* **AIM OF THE EXERCISE**:
Without the pictures, copy the entries below word for word.
** start AVAILABLE DATA **
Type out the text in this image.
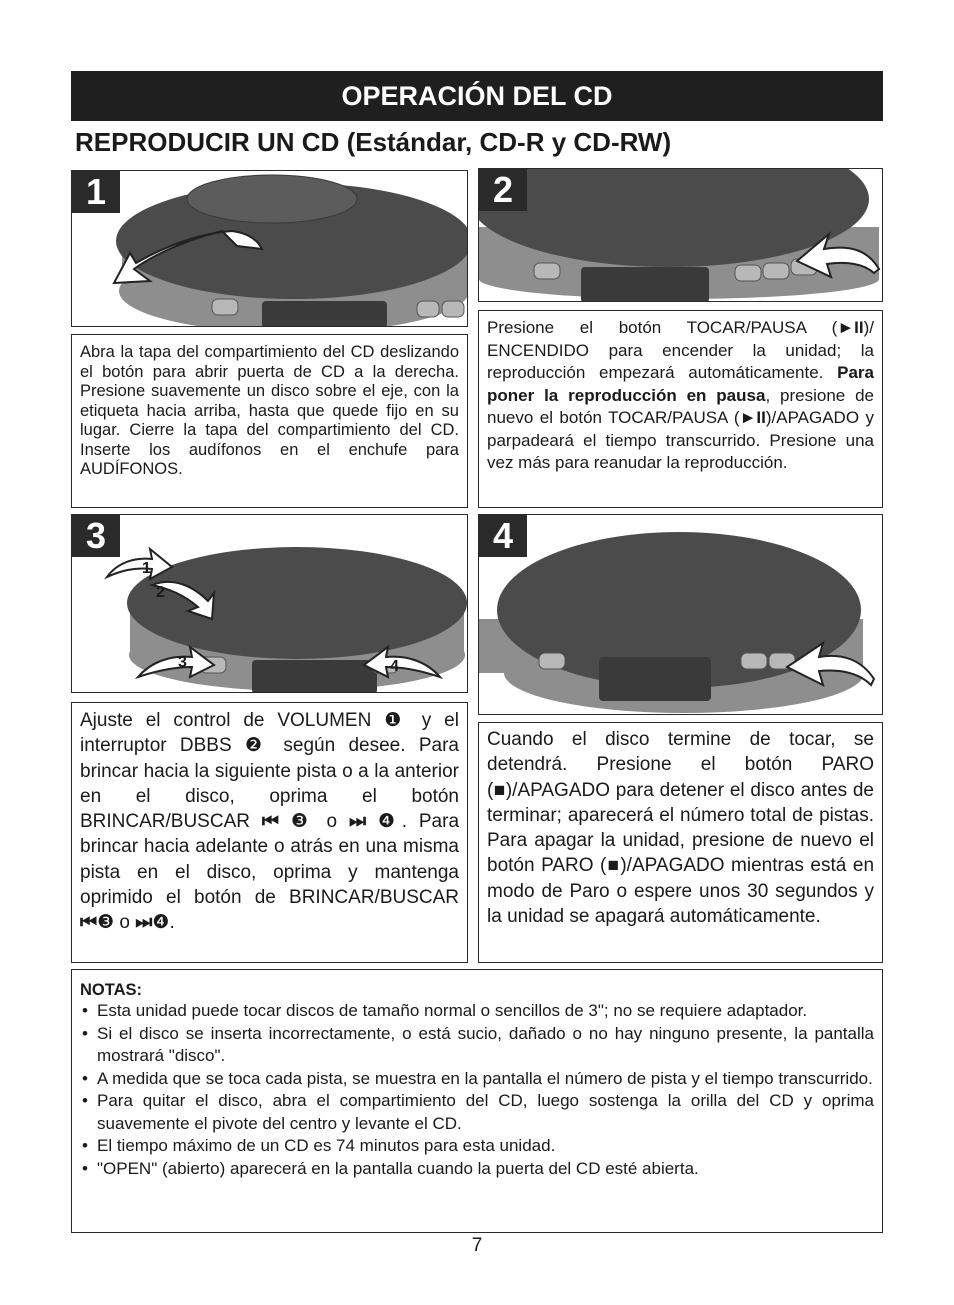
OPERACIÓN DEL CD
REPRODUCIR UN CD (Estándar, CD-R y CD-RW)
1	2

Abra la tapa del compartimiento del CD deslizando el botón para abrir puerta de CD a la derecha. Presione suavemente un disco sobre el eje, con la etiqueta hacia arriba, hasta que quede fijo en su lugar. Cierre la tapa del compartimiento del CD. Inserte los audífonos en el enchufe para AUDÍFONOS.

Presione el botón TOCAR/PAUSA (►II)/ ENCENDIDO para encender la unidad; la reproducción empezará automáticamente. Para poner la reproducción en pausa, presione de nuevo el botón TOCAR/PAUSA (►II)/APAGADO y parpadeará el tiempo transcurrido. Presione una vez más para reanudar la reproducción.

1
2
3	4
3	4

Ajuste el control de VOLUMEN ❶ y el interruptor DBBS ❷ según desee. Para brincar hacia la siguiente pista o a la anterior en el disco, oprima el botón BRINCAR/BUSCAR ⏮ ❸ o ⏭ ❹. Para brincar hacia adelante o atrás en una misma pista en el disco, oprima y mantenga oprimido el botón de BRINCAR/BUSCAR ⏮❸ o ⏭❹.

Cuando el disco termine de tocar, se detendrá. Presione el botón PARO (■)/APAGADO para detener el disco antes de terminar; aparecerá el número total de pistas. Para apagar la unidad, presione de nuevo el botón PARO (■)/APAGADO mientras está en modo de Paro o espere unos 30 segundos y la unidad se apagará automáticamente.

NOTAS:
• Esta unidad puede tocar discos de tamaño normal o sencillos de 3"; no se requiere adaptador.
• Si el disco se inserta incorrectamente, o está sucio, dañado o no hay ninguno presente, la pantalla mostrará "disco".
• A medida que se toca cada pista, se muestra en la pantalla el número de pista y el tiempo transcurrido.
• Para quitar el disco, abra el compartimiento del CD, luego sostenga la orilla del CD y oprima suavemente el pivote del centro y levante el CD.
• El tiempo máximo de un CD es 74 minutos para esta unidad.
• "OPEN" (abierto) aparecerá en la pantalla cuando la puerta del CD esté abierta.
7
** end AVAILABLE DATA **
* **THE COMPLETED TASK**:
Type out the text in this image.
OPERACIÓN DEL CD
REPRODUCIR UN CD (Estándar, CD-R y CD-RW)
1	2

Abra la tapa del compartimiento del CD deslizando el botón para abrir puerta de CD a la derecha. Presione suavemente un disco sobre el eje, con la etiqueta hacia arriba, hasta que quede fijo en su lugar. Cierre la tapa del compartimiento del CD. Inserte los audífonos en el enchufe para AUDÍFONOS.

Presione el botón TOCAR/PAUSA (►II)/ ENCENDIDO para encender la unidad; la reproducción empezará automáticamente. Para poner la reproducción en pausa, presione de nuevo el botón TOCAR/PAUSA (►II)/APAGADO y parpadeará el tiempo transcurrido. Presione una vez más para reanudar la reproducción.

1
2
3	4
3	4

Ajuste el control de VOLUMEN ❶ y el interruptor DBBS ❷ según desee. Para brincar hacia la siguiente pista o a la anterior en el disco, oprima el botón BRINCAR/BUSCAR ⏮ ❸ o ⏭ ❹. Para brincar hacia adelante o atrás en una misma pista en el disco, oprima y mantenga oprimido el botón de BRINCAR/BUSCAR ⏮❸ o ⏭❹.

Cuando el disco termine de tocar, se detendrá. Presione el botón PARO (■)/APAGADO para detener el disco antes de terminar; aparecerá el número total de pistas. Para apagar la unidad, presione de nuevo el botón PARO (■)/APAGADO mientras está en modo de Paro o espere unos 30 segundos y la unidad se apagará automáticamente.

NOTAS:
• Esta unidad puede tocar discos de tamaño normal o sencillos de 3"; no se requiere adaptador.
• Si el disco se inserta incorrectamente, o está sucio, dañado o no hay ninguno presente, la pantalla mostrará "disco".
• A medida que se toca cada pista, se muestra en la pantalla el número de pista y el tiempo transcurrido.
• Para quitar el disco, abra el compartimiento del CD, luego sostenga la orilla del CD y oprima suavemente el pivote del centro y levante el CD.
• El tiempo máximo de un CD es 74 minutos para esta unidad.
• "OPEN" (abierto) aparecerá en la pantalla cuando la puerta del CD esté abierta.
7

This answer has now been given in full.